▶ _Given instruction_: Skip the images and return the records below exactly.

★ ★ ★ ★ ★

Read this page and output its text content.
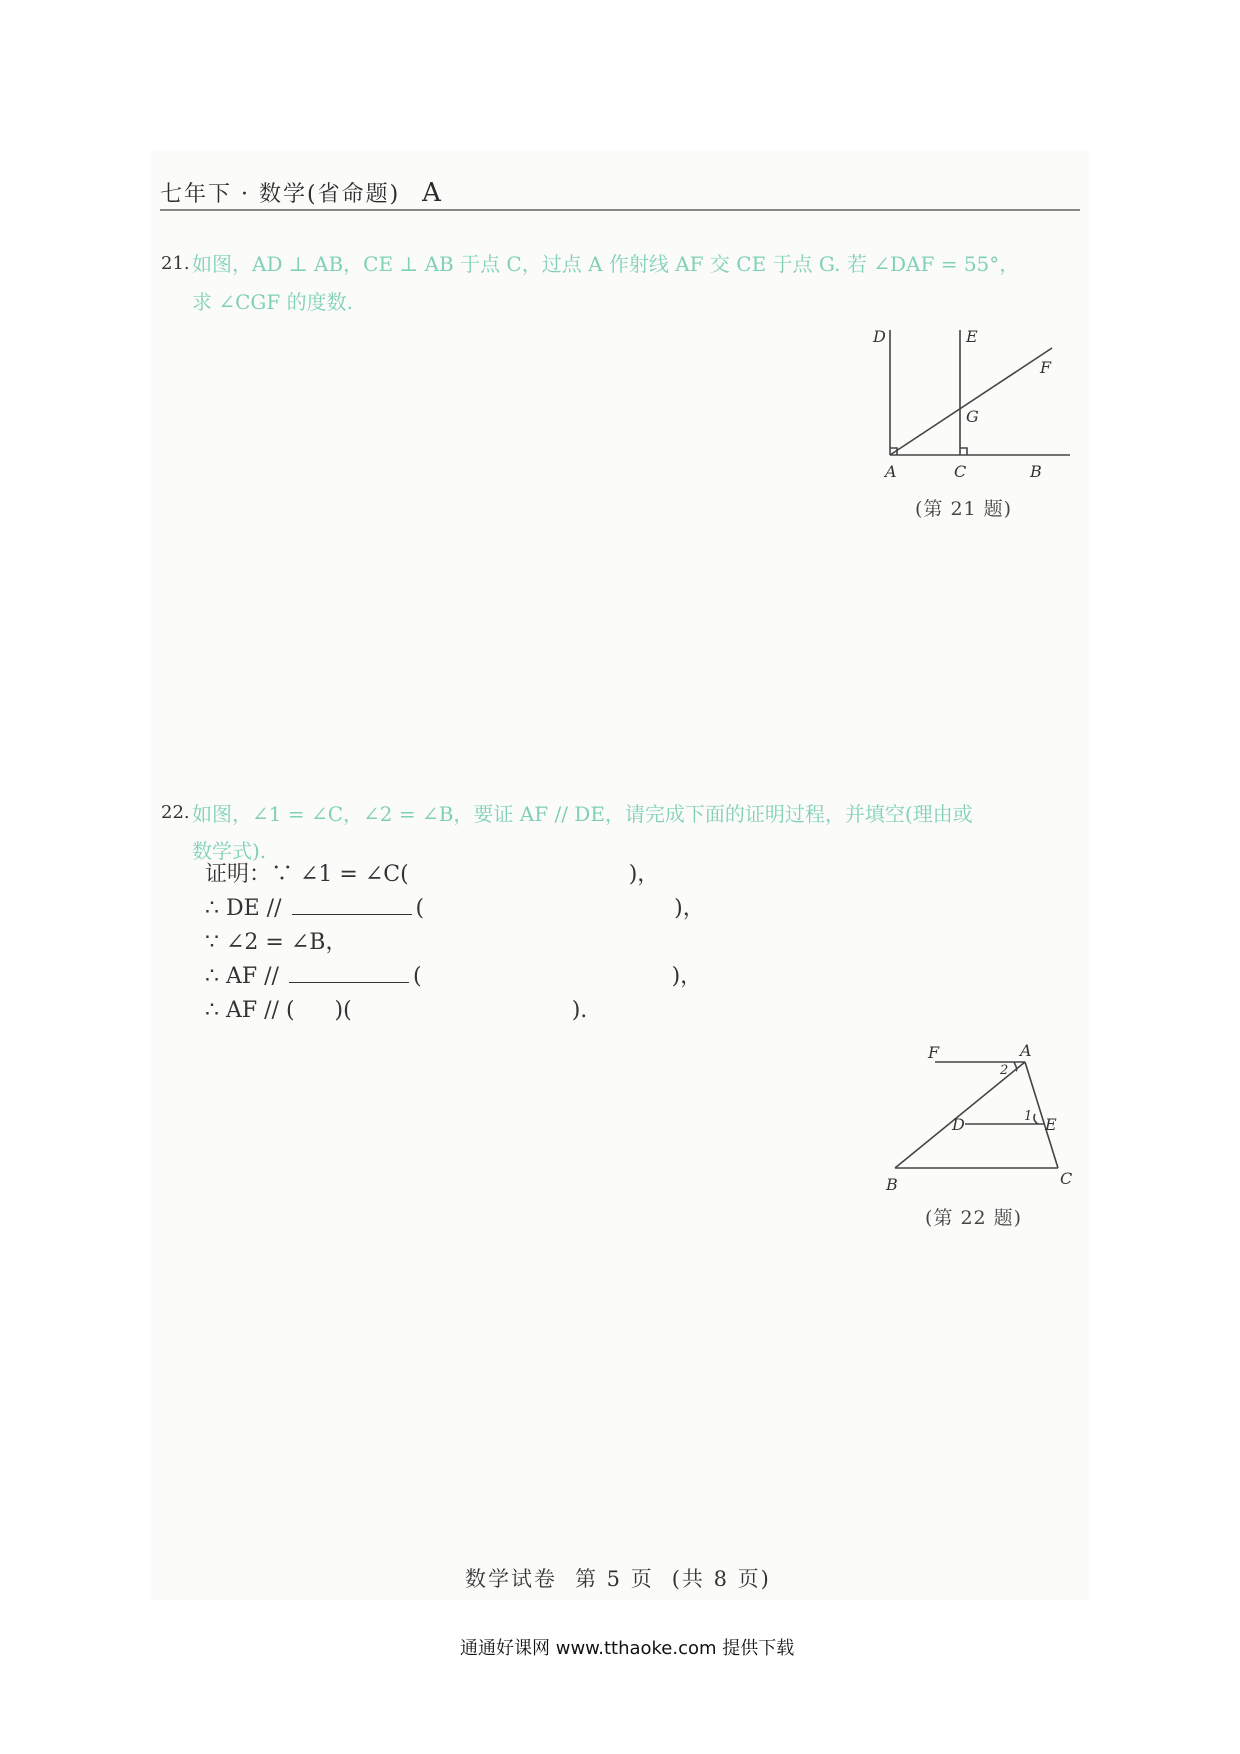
七年下 · 数学(省命题) A
21. 如图，AD ⊥ AB，CE ⊥ AB 于点 C，过点 A 作射线 AF 交 CE 于点 G. 若 ∠DAF = 55°，
求 ∠CGF 的度数.
D	E
F
G
A	C	B
(第 21 题)
22. 如图，∠1 = ∠C，∠2 = ∠B，要证 AF // DE，请完成下面的证明过程，并填空(理由或
数学式).
证明：∵ ∠1 = ∠C(	)，
∴ DE //	(	)，
∵ ∠2 = ∠B，
∴ AF //	(	)，
∴ AF // ( )(	).
F	A
2
D	1 E
B	C
(第 22 题)
数学试卷 第 5 页 (共 8 页)
通通好课网 www.tthaoke.com 提供下载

★ ★ ★ ★ ★

▶ _Exercise output_:
Read this page and output its text content.
七年下 · 数学(省命题) A
21. 如图，AD ⊥ AB，CE ⊥ AB 于点 C，过点 A 作射线 AF 交 CE 于点 G. 若 ∠DAF = 55°，
求 ∠CGF 的度数.
D	E
F
G
A	C	B
(第 21 题)
22. 如图，∠1 = ∠C，∠2 = ∠B，要证 AF // DE，请完成下面的证明过程，并填空(理由或
数学式).
证明：∵ ∠1 = ∠C(	)，
∴ DE //	(	)，
∵ ∠2 = ∠B，
∴ AF //	(	)，
∴ AF // ( )(	).
F	A
2
D	1 E
B	C
(第 22 题)
数学试卷 第 5 页 (共 8 页)
通通好课网 www.tthaoke.com 提供下载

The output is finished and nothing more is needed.